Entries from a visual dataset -
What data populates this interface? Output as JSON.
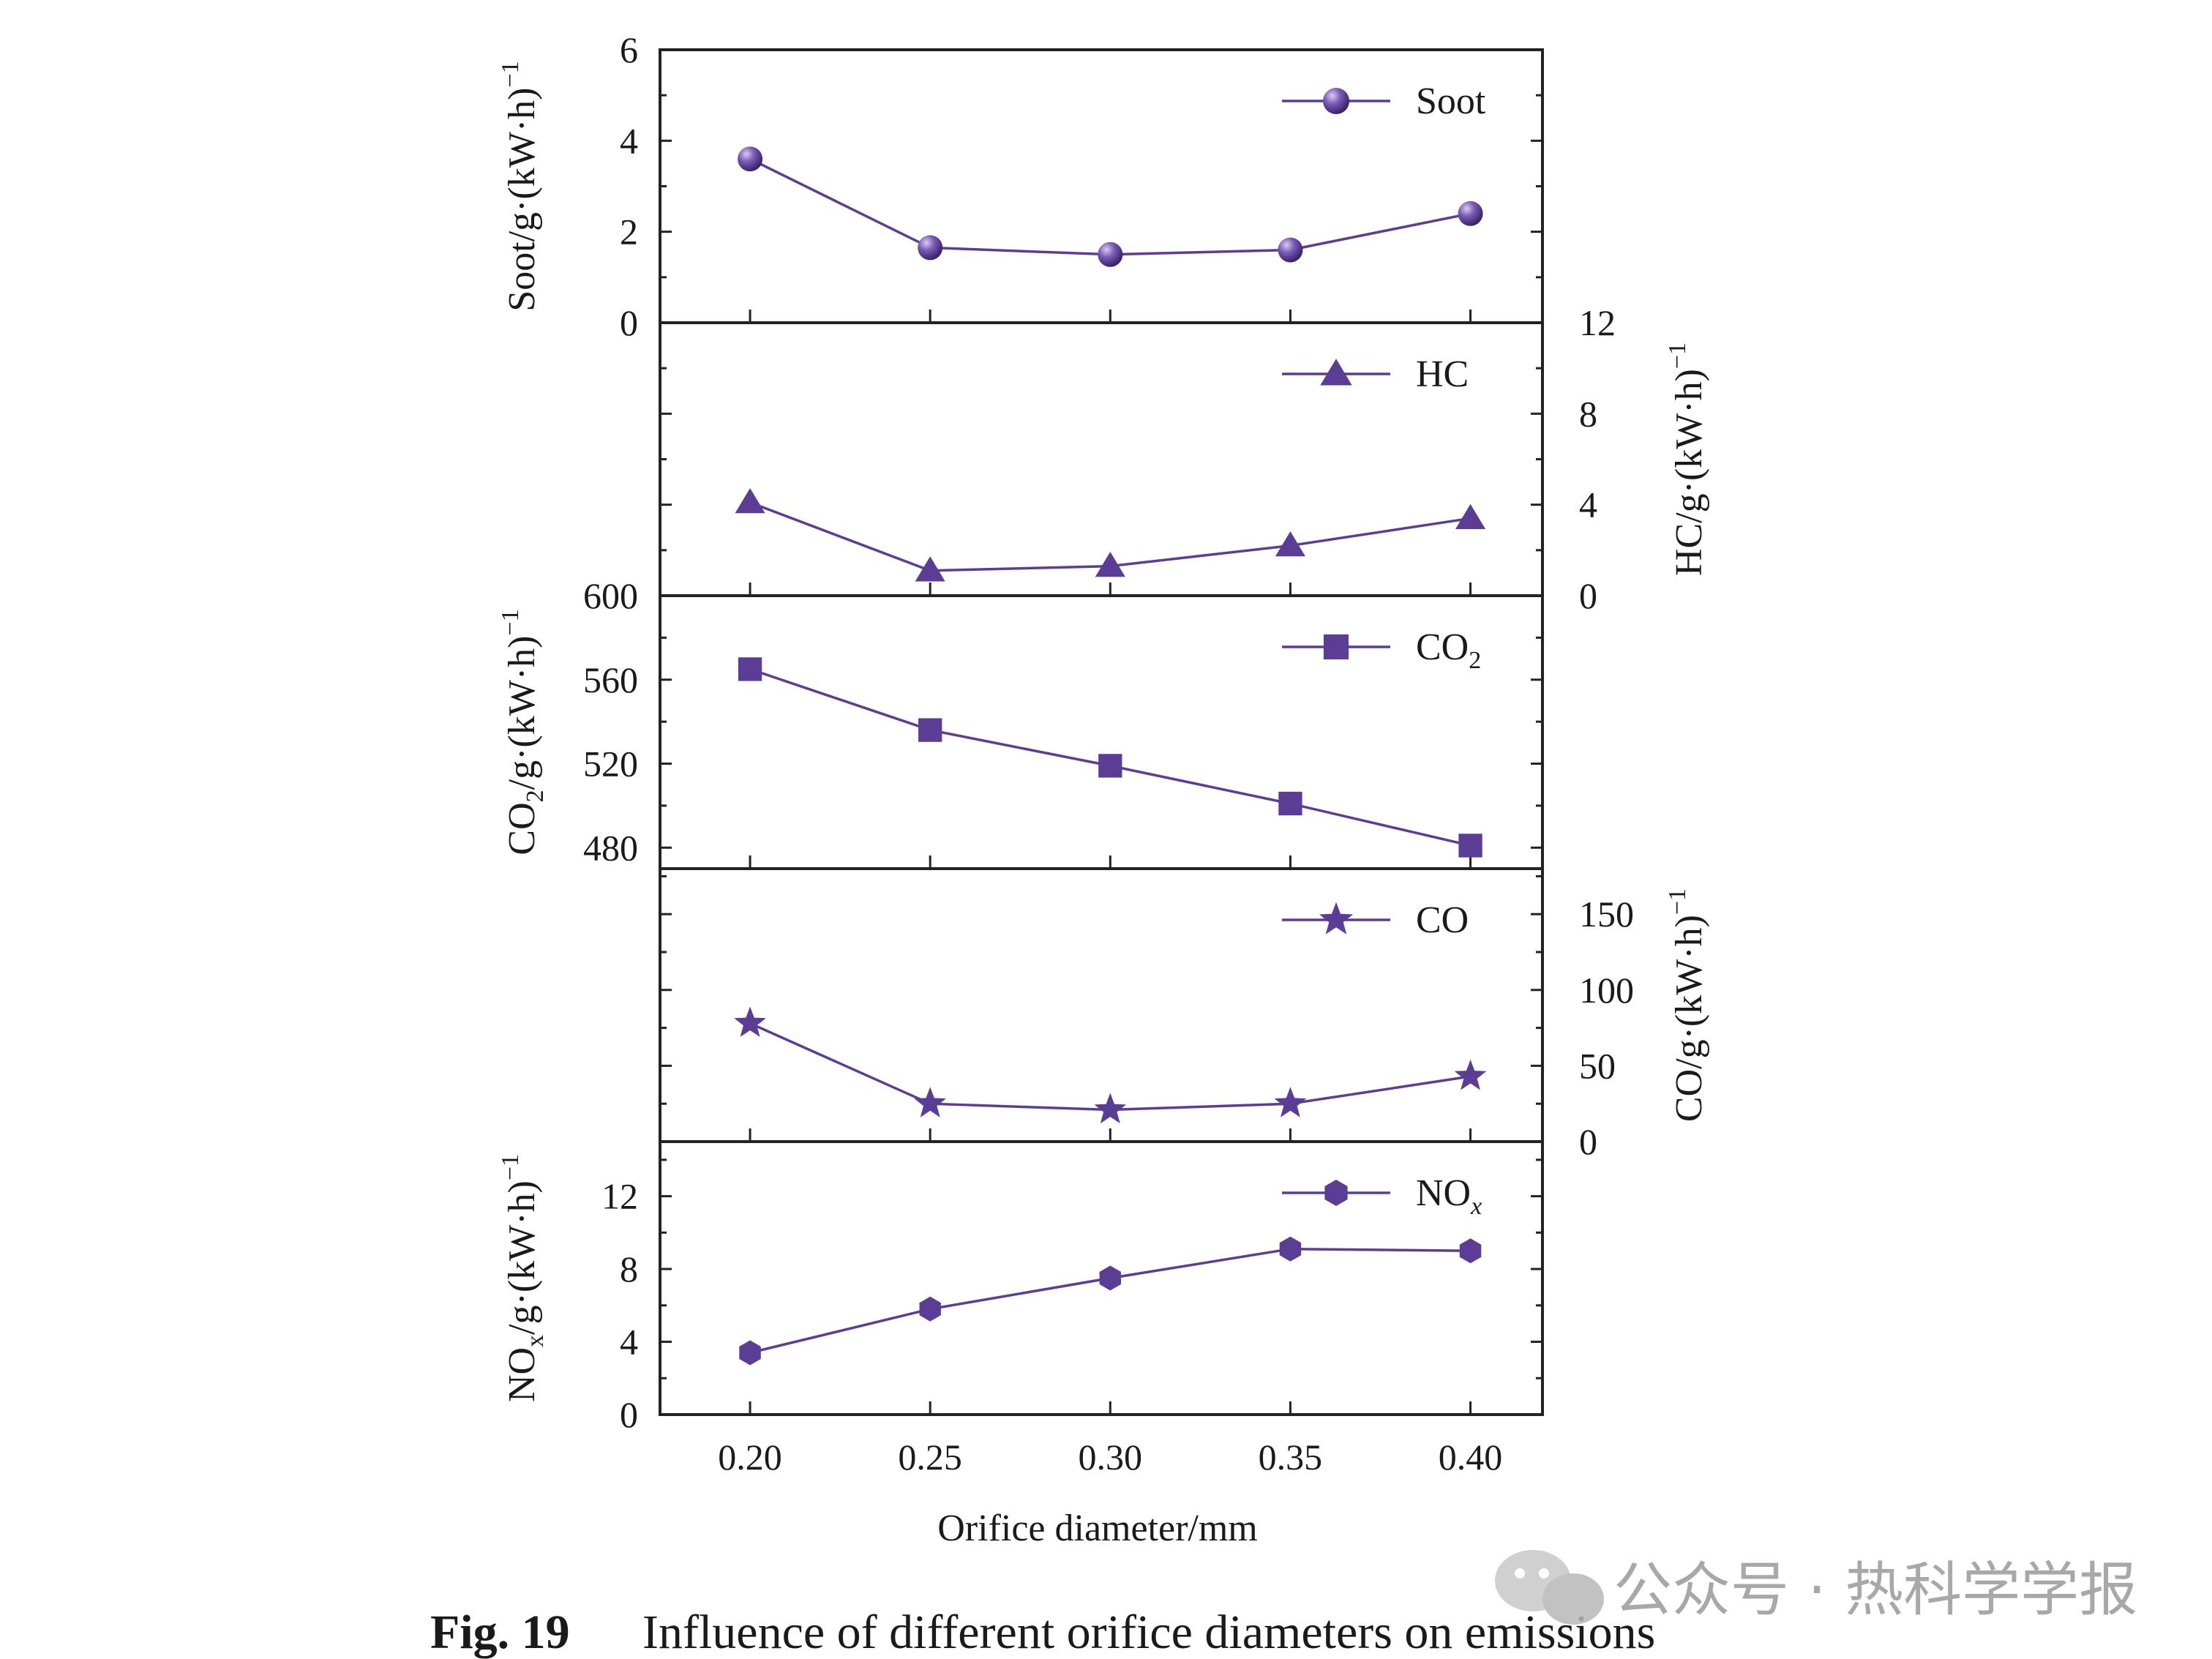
{
  "chart_data": {
    "type": "line",
    "x": [
      0.2,
      0.25,
      0.3,
      0.35,
      0.4
    ],
    "x_tick_labels": [
      "0.20",
      "0.25",
      "0.30",
      "0.35",
      "0.40"
    ],
    "xlabel": "Orifice diameter/mm",
    "line_color": "#5b3d96",
    "panels": [
      {
        "id": "soot",
        "series_name": "Soot",
        "name_sub": "",
        "marker": "sphere",
        "axis_side": "left",
        "ylabel": "Soot/g·(kW·h)",
        "ylabel_sub": "",
        "ylabel_after": "",
        "ylabel_sup": "−1",
        "ylim": [
          0,
          6
        ],
        "ticks": [
          0,
          2,
          4,
          6
        ],
        "values": [
          3.6,
          1.65,
          1.5,
          1.6,
          2.4
        ]
      },
      {
        "id": "hc",
        "series_name": "HC",
        "name_sub": "",
        "marker": "triangle",
        "axis_side": "right",
        "ylabel": "HC/g·(kW·h)",
        "ylabel_sub": "",
        "ylabel_after": "",
        "ylabel_sup": "−1",
        "ylim": [
          0,
          12
        ],
        "ticks": [
          0,
          4,
          8,
          12
        ],
        "values": [
          4.1,
          1.1,
          1.3,
          2.2,
          3.4
        ]
      },
      {
        "id": "co2",
        "series_name": "CO",
        "name_sub": "2",
        "marker": "square",
        "axis_side": "left",
        "ylabel": "CO",
        "ylabel_sub": "2",
        "ylabel_after": "/g·(kW·h)",
        "ylabel_sup": "−1",
        "ylim": [
          470,
          600
        ],
        "ticks": [
          480,
          520,
          560,
          600
        ],
        "values": [
          565,
          536,
          519,
          501,
          481
        ]
      },
      {
        "id": "co",
        "series_name": "CO",
        "name_sub": "",
        "marker": "star",
        "axis_side": "right",
        "ylabel": "CO/g·(kW·h)",
        "ylabel_sub": "",
        "ylabel_after": "",
        "ylabel_sup": "−1",
        "ylim": [
          0,
          180
        ],
        "ticks": [
          0,
          50,
          100,
          150
        ],
        "values": [
          78,
          25,
          21,
          25,
          43
        ]
      },
      {
        "id": "nox",
        "series_name": "NO",
        "name_sub": "x",
        "marker": "hexagon",
        "axis_side": "left",
        "ylabel": "NO",
        "ylabel_sub": "x",
        "ylabel_after": "/g·(kW·h)",
        "ylabel_sup": "−1",
        "ylim": [
          0,
          15
        ],
        "ticks": [
          0,
          4,
          8,
          12
        ],
        "values": [
          3.4,
          5.8,
          7.5,
          9.1,
          9.0
        ]
      }
    ]
  },
  "caption": {
    "label": "Fig. 19",
    "text": "Influence of different orifice diameters on emissions"
  },
  "watermark": {
    "text": "公众号 · 热科学学报",
    "icon": "wechat-icon"
  }
}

GIVEN REQUEST - For the listing above, give the number of lines in which the string "marker" occurs, and nothing else.

SOLUTION TO THE PROBLEM - 5